--- BEGIN ---

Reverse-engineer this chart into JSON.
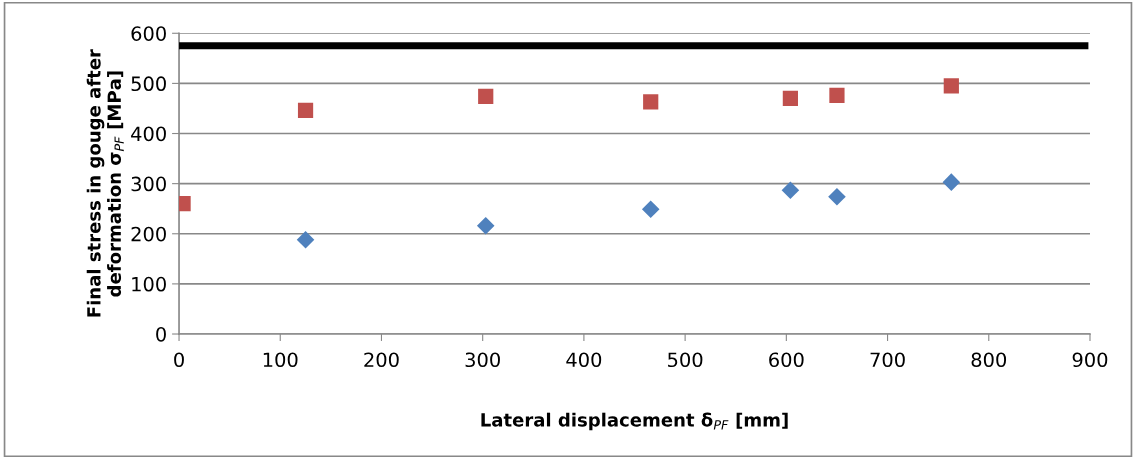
{
  "chart_data": {
    "type": "scatter",
    "xlabel": "Lateral displacement δ$_{PF}$ [mm]",
    "ylabel": "Final stress in gouge after\ndeformation σ$_{PF}$ [MPa]",
    "series": [
      {
        "type": "line",
        "color": "#000000",
        "marker": "none",
        "line_style": "solid",
        "x": [
          0,
          895
        ],
        "values": [
          575,
          575
        ]
      },
      {
        "type": "scatter",
        "color": "#c0504d",
        "marker": "square",
        "x": [
          4,
          125,
          303,
          466,
          604,
          650,
          763
        ],
        "values": [
          260,
          446,
          474,
          463,
          470,
          476,
          495
        ]
      },
      {
        "color": "#4f81bd",
        "marker": "diamond",
        "x": [
          125,
          303,
          466,
          604,
          650,
          763
        ],
        "values": [
          188,
          216,
          249,
          287,
          274,
          303
        ]
      }
    ],
    "xlim": [
      0,
      900
    ],
    "xticks": [
      0,
      100,
      200,
      300,
      400,
      500,
      600,
      700,
      800,
      900
    ],
    "ylim": [
      0,
      600
    ],
    "yticks": [
      0,
      100,
      200,
      300,
      400,
      500,
      600
    ],
    "grid": "y",
    "legend": false
  }
}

--- END ---

• **Work to be completed**:
Copy every line above that holds the word "color".

• **Correct output**:
        "color": "#000000",
        "color": "#c0504d",
        "color": "#4f81bd",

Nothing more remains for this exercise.